● EXERCISE:
Show each line that has the string "this" in it.

═══

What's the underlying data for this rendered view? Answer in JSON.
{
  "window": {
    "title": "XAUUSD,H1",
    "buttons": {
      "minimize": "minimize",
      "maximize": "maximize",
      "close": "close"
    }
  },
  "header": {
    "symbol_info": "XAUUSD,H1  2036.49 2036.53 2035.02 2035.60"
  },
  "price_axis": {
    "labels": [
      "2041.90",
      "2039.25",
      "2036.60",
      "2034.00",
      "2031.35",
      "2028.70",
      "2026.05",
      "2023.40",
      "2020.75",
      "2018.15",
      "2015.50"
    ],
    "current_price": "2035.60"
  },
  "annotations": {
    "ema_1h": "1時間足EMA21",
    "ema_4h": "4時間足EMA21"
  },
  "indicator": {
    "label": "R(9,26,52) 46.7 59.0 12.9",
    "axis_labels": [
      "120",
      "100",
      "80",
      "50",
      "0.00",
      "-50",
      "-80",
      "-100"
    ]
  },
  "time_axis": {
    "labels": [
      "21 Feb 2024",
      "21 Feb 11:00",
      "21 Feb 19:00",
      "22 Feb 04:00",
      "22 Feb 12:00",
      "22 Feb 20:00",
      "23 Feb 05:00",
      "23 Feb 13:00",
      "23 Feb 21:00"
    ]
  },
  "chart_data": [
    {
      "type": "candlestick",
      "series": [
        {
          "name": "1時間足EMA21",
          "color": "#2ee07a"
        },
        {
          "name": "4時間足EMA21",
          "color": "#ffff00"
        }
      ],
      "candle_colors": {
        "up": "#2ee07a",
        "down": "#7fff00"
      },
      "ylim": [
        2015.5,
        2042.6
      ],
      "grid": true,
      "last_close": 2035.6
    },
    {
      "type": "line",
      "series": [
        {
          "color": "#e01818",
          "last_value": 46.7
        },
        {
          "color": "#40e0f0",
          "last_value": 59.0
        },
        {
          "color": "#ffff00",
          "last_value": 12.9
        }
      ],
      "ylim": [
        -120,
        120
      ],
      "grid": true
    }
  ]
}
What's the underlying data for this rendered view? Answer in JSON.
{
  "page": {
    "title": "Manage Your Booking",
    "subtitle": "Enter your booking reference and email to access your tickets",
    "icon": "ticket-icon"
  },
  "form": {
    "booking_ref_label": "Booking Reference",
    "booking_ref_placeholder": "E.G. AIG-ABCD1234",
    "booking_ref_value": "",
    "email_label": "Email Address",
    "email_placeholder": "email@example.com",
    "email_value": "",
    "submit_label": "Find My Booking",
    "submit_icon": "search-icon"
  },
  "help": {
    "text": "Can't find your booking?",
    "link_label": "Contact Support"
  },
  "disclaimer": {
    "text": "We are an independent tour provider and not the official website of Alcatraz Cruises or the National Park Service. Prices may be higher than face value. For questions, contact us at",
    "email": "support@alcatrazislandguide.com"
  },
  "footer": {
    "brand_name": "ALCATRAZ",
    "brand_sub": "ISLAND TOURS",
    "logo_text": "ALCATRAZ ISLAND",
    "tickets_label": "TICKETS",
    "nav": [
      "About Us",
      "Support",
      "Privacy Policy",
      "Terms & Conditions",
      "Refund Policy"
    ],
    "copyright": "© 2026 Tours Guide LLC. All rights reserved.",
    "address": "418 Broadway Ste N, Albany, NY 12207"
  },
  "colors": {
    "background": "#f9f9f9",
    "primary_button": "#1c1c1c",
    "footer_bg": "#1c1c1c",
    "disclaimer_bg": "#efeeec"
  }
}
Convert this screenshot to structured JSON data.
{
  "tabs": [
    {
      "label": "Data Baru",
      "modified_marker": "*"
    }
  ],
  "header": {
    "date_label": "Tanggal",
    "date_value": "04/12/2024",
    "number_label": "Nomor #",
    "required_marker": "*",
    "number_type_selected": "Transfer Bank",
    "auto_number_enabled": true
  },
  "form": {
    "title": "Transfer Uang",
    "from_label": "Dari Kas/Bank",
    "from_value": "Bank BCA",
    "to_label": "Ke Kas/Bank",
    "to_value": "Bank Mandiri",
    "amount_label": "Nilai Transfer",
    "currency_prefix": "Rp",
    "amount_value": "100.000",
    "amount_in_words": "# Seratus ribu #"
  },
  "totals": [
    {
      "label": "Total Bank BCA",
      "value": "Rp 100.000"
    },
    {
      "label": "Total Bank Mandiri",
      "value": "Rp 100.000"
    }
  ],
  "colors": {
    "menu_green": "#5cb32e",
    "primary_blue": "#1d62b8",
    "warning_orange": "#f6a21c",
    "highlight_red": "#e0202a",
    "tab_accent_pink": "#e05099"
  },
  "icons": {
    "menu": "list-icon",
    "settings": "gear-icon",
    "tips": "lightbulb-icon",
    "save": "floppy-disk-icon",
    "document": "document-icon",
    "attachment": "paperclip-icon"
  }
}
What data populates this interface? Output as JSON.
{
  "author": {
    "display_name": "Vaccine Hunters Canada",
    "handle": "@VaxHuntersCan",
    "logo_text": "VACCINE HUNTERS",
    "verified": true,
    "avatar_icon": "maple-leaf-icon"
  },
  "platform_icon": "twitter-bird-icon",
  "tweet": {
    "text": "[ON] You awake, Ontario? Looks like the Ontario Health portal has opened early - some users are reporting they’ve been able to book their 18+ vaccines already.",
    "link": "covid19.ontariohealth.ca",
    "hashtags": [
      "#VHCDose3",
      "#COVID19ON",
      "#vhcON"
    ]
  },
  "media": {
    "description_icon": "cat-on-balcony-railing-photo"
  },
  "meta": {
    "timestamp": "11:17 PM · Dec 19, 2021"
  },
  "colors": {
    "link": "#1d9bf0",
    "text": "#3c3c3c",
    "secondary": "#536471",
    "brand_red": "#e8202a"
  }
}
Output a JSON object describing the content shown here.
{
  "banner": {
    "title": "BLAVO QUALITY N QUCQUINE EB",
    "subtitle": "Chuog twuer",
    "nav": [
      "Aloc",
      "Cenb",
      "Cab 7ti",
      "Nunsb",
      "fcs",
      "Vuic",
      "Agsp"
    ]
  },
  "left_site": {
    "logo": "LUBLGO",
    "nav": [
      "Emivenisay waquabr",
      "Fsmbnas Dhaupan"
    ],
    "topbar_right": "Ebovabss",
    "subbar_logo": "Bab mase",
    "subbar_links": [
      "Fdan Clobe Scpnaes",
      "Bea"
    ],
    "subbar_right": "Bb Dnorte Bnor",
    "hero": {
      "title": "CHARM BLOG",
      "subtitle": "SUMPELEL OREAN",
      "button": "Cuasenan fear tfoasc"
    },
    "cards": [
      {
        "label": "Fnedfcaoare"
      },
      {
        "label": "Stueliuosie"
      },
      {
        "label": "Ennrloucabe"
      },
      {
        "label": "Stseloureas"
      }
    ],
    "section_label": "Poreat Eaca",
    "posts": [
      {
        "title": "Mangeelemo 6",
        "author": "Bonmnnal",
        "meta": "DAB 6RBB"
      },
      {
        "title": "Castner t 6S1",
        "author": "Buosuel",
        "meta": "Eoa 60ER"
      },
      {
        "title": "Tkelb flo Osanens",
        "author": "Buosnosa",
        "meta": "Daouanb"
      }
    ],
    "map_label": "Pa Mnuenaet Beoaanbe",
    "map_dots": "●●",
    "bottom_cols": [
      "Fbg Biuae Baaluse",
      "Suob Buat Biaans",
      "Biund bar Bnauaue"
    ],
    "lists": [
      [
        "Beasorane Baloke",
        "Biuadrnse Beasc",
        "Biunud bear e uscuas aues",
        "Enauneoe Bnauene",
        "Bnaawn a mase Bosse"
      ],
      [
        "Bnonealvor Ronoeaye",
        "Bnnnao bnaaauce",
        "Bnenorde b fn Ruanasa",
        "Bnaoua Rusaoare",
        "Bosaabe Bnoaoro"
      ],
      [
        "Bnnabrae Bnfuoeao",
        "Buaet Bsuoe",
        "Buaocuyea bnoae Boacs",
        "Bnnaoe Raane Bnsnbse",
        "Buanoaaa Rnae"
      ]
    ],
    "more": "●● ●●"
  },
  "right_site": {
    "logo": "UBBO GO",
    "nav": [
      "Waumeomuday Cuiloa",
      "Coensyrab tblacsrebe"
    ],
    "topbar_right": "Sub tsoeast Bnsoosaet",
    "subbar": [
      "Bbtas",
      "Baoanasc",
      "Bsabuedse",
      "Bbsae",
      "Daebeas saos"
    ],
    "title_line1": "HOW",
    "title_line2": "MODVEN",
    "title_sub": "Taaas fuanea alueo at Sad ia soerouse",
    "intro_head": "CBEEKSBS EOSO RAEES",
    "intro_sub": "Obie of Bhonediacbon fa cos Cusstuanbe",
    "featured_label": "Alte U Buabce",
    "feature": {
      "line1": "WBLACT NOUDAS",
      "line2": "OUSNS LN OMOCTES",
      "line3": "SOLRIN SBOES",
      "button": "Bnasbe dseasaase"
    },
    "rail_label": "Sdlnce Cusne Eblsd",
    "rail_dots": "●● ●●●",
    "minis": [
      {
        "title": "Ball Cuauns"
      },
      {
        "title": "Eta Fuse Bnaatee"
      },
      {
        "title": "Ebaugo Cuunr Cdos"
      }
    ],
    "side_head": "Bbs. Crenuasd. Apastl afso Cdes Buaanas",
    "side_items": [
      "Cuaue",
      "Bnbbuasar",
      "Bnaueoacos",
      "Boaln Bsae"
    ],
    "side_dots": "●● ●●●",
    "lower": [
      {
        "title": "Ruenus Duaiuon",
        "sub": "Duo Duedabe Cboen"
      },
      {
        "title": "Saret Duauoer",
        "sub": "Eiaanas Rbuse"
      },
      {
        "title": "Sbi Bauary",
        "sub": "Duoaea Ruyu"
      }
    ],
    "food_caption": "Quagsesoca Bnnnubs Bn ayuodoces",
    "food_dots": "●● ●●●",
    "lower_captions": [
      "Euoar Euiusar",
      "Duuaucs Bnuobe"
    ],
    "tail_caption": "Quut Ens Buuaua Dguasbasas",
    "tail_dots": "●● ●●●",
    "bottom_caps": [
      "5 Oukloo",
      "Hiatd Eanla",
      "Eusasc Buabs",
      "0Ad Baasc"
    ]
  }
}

═══

● THE ANSWER:
What's the underlying data for this rendered view? Answer in JSON.
What's the underlying data for this rendered view? Answer in JSON.
Convert this screenshot to structured JSON data.
What data populates this interface? Output as JSON.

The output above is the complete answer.